- _Do this_
Transcribe the records that follow, preserving every word.

- _Extracted data entries_
--*--

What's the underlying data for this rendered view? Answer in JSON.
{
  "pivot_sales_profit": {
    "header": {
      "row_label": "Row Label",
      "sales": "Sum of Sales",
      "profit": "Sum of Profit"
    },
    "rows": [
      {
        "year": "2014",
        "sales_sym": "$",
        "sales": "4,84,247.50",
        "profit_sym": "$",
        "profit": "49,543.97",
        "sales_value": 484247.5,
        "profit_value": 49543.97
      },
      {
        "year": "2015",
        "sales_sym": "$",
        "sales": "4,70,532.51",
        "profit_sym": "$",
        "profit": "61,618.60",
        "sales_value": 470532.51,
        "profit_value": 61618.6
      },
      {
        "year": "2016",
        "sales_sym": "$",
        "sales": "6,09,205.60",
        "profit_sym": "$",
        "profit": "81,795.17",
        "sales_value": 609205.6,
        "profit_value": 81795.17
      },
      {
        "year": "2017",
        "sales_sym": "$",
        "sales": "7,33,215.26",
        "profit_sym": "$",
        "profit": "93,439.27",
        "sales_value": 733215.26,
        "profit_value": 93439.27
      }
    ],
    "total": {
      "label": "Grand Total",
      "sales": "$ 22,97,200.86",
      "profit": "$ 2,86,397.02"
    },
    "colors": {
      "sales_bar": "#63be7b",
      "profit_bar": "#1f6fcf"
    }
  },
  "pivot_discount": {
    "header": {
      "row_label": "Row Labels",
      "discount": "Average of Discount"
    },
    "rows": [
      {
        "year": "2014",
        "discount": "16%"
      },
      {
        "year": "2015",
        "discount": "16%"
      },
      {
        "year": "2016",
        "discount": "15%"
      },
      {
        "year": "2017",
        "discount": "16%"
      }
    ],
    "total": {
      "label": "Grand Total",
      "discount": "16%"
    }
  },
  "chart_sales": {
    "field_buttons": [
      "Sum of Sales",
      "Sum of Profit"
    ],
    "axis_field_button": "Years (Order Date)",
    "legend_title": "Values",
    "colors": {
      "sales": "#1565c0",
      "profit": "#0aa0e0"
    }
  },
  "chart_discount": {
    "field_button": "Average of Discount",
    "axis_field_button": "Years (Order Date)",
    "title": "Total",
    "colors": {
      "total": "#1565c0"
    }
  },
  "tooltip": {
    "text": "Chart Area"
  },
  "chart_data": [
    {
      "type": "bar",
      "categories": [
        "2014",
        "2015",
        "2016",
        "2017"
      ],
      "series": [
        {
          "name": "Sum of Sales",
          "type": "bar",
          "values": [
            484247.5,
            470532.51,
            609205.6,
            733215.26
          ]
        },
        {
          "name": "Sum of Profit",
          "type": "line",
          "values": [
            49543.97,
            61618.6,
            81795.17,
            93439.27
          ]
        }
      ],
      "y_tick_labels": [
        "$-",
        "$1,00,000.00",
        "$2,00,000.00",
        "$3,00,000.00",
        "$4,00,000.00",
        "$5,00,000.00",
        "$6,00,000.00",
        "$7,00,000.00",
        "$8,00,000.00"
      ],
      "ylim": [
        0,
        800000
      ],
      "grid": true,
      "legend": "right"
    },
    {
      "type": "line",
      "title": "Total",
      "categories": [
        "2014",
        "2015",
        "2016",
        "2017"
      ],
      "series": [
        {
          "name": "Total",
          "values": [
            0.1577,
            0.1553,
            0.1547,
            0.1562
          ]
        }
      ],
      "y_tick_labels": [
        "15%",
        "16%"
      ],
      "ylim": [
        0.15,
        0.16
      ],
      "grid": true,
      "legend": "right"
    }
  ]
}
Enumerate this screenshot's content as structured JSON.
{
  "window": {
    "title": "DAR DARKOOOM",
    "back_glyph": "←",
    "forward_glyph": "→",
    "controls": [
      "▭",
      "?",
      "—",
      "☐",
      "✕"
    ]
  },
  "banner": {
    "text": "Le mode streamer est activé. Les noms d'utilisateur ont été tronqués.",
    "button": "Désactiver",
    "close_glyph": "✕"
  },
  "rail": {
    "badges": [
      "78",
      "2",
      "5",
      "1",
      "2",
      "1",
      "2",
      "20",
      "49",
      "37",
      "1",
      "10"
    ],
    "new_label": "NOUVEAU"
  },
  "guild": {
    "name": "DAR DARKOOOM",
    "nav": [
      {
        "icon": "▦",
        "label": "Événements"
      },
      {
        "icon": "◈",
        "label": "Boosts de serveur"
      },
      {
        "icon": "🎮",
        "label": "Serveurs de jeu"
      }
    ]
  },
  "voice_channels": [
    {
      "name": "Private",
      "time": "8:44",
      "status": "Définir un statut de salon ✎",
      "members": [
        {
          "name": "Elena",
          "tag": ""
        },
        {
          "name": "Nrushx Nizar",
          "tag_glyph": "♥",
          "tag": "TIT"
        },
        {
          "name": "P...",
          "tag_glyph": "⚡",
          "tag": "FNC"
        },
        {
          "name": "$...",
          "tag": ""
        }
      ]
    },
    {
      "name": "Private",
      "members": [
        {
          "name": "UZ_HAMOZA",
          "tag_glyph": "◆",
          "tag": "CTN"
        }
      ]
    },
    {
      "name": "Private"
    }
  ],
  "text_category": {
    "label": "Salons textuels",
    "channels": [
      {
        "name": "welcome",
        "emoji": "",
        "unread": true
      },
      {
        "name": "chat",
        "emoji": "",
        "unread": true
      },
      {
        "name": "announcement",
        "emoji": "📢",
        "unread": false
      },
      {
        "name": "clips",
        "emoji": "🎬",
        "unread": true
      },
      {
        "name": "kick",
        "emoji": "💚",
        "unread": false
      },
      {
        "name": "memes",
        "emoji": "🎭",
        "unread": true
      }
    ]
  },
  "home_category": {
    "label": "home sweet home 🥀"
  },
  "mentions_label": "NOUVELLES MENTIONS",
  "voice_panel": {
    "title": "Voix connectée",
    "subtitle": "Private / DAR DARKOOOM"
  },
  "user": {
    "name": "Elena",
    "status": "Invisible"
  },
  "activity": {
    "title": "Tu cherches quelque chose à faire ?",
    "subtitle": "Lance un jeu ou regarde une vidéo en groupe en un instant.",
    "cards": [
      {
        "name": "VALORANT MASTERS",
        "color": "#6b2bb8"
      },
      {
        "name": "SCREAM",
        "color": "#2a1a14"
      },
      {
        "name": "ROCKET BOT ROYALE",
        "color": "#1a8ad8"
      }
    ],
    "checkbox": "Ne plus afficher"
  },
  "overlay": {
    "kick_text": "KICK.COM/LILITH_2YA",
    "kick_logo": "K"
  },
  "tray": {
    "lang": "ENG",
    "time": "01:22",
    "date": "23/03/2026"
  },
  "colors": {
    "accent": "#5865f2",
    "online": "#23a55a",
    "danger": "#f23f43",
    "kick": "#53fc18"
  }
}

--*--

- _Correct answer_
What's the underlying data for this rendered view? Answer in JSON.
{
  "pivot_sales_profit": {
    "header": {
      "row_label": "Row Label",
      "sales": "Sum of Sales",
      "profit": "Sum of Profit"
    },
    "rows": [
      {
        "year": "2014",
        "sales_sym": "$",
        "sales": "4,84,247.50",
        "profit_sym": "$",
        "profit": "49,543.97",
        "sales_value": 484247.5,
        "profit_value": 49543.97
      },
      {
        "year": "2015",
        "sales_sym": "$",
        "sales": "4,70,532.51",
        "profit_sym": "$",
        "profit": "61,618.60",
        "sales_value": 470532.51,
        "profit_value": 61618.6
      },
      {
        "year": "2016",
        "sales_sym": "$",
        "sales": "6,09,205.60",
        "profit_sym": "$",
        "profit": "81,795.17",
        "sales_value": 609205.6,
        "profit_value": 81795.17
      },
      {
        "year": "2017",
        "sales_sym": "$",
        "sales": "7,33,215.26",
        "profit_sym": "$",
        "profit": "93,439.27",
        "sales_value": 733215.26,
        "profit_value": 93439.27
      }
    ],
    "total": {
      "label": "Grand Total",
      "sales": "$ 22,97,200.86",
      "profit": "$ 2,86,397.02"
    },
    "colors": {
      "sales_bar": "#63be7b",
      "profit_bar": "#1f6fcf"
    }
  },
  "pivot_discount": {
    "header": {
      "row_label": "Row Labels",
      "discount": "Average of Discount"
    },
    "rows": [
      {
        "year": "2014",
        "discount": "16%"
      },
      {
        "year": "2015",
        "discount": "16%"
      },
      {
        "year": "2016",
        "discount": "15%"
      },
      {
        "year": "2017",
        "discount": "16%"
      }
    ],
    "total": {
      "label": "Grand Total",
      "discount": "16%"
    }
  },
  "chart_sales": {
    "field_buttons": [
      "Sum of Sales",
      "Sum of Profit"
    ],
    "axis_field_button": "Years (Order Date)",
    "legend_title": "Values",
    "colors": {
      "sales": "#1565c0",
      "profit": "#0aa0e0"
    }
  },
  "chart_discount": {
    "field_button": "Average of Discount",
    "axis_field_button": "Years (Order Date)",
    "title": "Total",
    "colors": {
      "total": "#1565c0"
    }
  },
  "tooltip": {
    "text": "Chart Area"
  },
  "chart_data": [
    {
      "type": "bar",
      "categories": [
        "2014",
        "2015",
        "2016",
        "2017"
      ],
      "series": [
        {
          "name": "Sum of Sales",
          "type": "bar",
          "values": [
            484247.5,
            470532.51,
            609205.6,
            733215.26
          ]
        },
        {
          "name": "Sum of Profit",
          "type": "line",
          "values": [
            49543.97,
            61618.6,
            81795.17,
            93439.27
          ]
        }
      ],
      "y_tick_labels": [
        "$-",
        "$1,00,000.00",
        "$2,00,000.00",
        "$3,00,000.00",
        "$4,00,000.00",
        "$5,00,000.00",
        "$6,00,000.00",
        "$7,00,000.00",
        "$8,00,000.00"
      ],
      "ylim": [
        0,
        800000
      ],
      "grid": true,
      "legend": "right"
    },
    {
      "type": "line",
      "title": "Total",
      "categories": [
        "2014",
        "2015",
        "2016",
        "2017"
      ],
      "series": [
        {
          "name": "Total",
          "values": [
            0.1577,
            0.1553,
            0.1547,
            0.1562
          ]
        }
      ],
      "y_tick_labels": [
        "15%",
        "16%"
      ],
      "ylim": [
        0.15,
        0.16
      ],
      "grid": true,
      "legend": "right"
    }
  ]
}
Enumerate this screenshot's content as structured JSON.
{
  "window": {
    "title": "DAR DARKOOOM",
    "back_glyph": "←",
    "forward_glyph": "→",
    "controls": [
      "▭",
      "?",
      "—",
      "☐",
      "✕"
    ]
  },
  "banner": {
    "text": "Le mode streamer est activé. Les noms d'utilisateur ont été tronqués.",
    "button": "Désactiver",
    "close_glyph": "✕"
  },
  "rail": {
    "badges": [
      "78",
      "2",
      "5",
      "1",
      "2",
      "1",
      "2",
      "20",
      "49",
      "37",
      "1",
      "10"
    ],
    "new_label": "NOUVEAU"
  },
  "guild": {
    "name": "DAR DARKOOOM",
    "nav": [
      {
        "icon": "▦",
        "label": "Événements"
      },
      {
        "icon": "◈",
        "label": "Boosts de serveur"
      },
      {
        "icon": "🎮",
        "label": "Serveurs de jeu"
      }
    ]
  },
  "voice_channels": [
    {
      "name": "Private",
      "time": "8:44",
      "status": "Définir un statut de salon ✎",
      "members": [
        {
          "name": "Elena",
          "tag": ""
        },
        {
          "name": "Nrushx Nizar",
          "tag_glyph": "♥",
          "tag": "TIT"
        },
        {
          "name": "P...",
          "tag_glyph": "⚡",
          "tag": "FNC"
        },
        {
          "name": "$...",
          "tag": ""
        }
      ]
    },
    {
      "name": "Private",
      "members": [
        {
          "name": "UZ_HAMOZA",
          "tag_glyph": "◆",
          "tag": "CTN"
        }
      ]
    },
    {
      "name": "Private"
    }
  ],
  "text_category": {
    "label": "Salons textuels",
    "channels": [
      {
        "name": "welcome",
        "emoji": "",
        "unread": true
      },
      {
        "name": "chat",
        "emoji": "",
        "unread": true
      },
      {
        "name": "announcement",
        "emoji": "📢",
        "unread": false
      },
      {
        "name": "clips",
        "emoji": "🎬",
        "unread": true
      },
      {
        "name": "kick",
        "emoji": "💚",
        "unread": false
      },
      {
        "name": "memes",
        "emoji": "🎭",
        "unread": true
      }
    ]
  },
  "home_category": {
    "label": "home sweet home 🥀"
  },
  "mentions_label": "NOUVELLES MENTIONS",
  "voice_panel": {
    "title": "Voix connectée",
    "subtitle": "Private / DAR DARKOOOM"
  },
  "user": {
    "name": "Elena",
    "status": "Invisible"
  },
  "activity": {
    "title": "Tu cherches quelque chose à faire ?",
    "subtitle": "Lance un jeu ou regarde une vidéo en groupe en un instant.",
    "cards": [
      {
        "name": "VALORANT MASTERS",
        "color": "#6b2bb8"
      },
      {
        "name": "SCREAM",
        "color": "#2a1a14"
      },
      {
        "name": "ROCKET BOT ROYALE",
        "color": "#1a8ad8"
      }
    ],
    "checkbox": "Ne plus afficher"
  },
  "overlay": {
    "kick_text": "KICK.COM/LILITH_2YA",
    "kick_logo": "K"
  },
  "tray": {
    "lang": "ENG",
    "time": "01:22",
    "date": "23/03/2026"
  },
  "colors": {
    "accent": "#5865f2",
    "online": "#23a55a",
    "danger": "#f23f43",
    "kick": "#53fc18"
  }
}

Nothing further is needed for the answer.